# Exercise:
How many lines of these entries include the string "November"? State the number alone.

# Records to use:
==============================

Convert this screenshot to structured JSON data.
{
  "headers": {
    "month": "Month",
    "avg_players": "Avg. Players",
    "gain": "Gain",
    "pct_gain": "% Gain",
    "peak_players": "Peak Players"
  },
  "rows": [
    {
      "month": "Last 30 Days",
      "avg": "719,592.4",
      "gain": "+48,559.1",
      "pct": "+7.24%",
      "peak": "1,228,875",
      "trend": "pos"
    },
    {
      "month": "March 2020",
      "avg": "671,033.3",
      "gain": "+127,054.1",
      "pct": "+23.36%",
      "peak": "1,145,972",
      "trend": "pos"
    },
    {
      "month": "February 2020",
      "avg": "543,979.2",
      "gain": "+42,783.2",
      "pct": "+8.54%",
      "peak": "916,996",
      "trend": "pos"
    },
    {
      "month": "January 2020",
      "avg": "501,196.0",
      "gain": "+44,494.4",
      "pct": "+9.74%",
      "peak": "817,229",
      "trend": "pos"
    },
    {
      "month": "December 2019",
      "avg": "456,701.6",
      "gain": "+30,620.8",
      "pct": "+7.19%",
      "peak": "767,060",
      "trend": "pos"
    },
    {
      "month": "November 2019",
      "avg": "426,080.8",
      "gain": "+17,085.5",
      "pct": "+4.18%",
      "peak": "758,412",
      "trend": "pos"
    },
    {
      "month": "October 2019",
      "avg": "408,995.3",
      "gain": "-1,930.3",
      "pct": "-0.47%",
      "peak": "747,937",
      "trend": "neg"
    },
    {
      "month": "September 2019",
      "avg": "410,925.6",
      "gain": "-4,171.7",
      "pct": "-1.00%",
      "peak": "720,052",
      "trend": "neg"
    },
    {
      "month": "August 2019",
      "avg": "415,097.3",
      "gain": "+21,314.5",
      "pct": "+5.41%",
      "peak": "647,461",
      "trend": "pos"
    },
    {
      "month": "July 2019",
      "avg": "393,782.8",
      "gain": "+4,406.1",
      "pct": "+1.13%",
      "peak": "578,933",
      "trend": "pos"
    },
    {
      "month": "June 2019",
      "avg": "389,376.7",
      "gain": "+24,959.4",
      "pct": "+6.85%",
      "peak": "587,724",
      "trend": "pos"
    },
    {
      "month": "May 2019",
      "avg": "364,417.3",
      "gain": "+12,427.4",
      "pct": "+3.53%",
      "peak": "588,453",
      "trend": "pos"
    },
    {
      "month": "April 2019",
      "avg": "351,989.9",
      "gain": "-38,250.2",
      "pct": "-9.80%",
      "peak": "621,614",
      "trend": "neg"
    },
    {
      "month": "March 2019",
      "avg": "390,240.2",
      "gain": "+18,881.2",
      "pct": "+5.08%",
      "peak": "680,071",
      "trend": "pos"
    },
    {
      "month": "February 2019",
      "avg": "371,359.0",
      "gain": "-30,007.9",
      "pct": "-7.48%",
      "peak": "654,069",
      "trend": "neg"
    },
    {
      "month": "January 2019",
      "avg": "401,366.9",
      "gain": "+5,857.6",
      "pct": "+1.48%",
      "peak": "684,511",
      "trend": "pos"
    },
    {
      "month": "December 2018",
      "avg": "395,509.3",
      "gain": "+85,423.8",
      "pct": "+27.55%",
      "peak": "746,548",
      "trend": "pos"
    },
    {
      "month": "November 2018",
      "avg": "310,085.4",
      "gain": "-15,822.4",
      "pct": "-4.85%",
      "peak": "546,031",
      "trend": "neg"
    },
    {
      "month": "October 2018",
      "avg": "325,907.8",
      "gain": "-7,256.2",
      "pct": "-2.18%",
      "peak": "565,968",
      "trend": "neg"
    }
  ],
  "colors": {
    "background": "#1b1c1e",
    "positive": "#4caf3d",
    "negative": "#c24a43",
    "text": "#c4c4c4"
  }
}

==============================

# Solved exercise:
2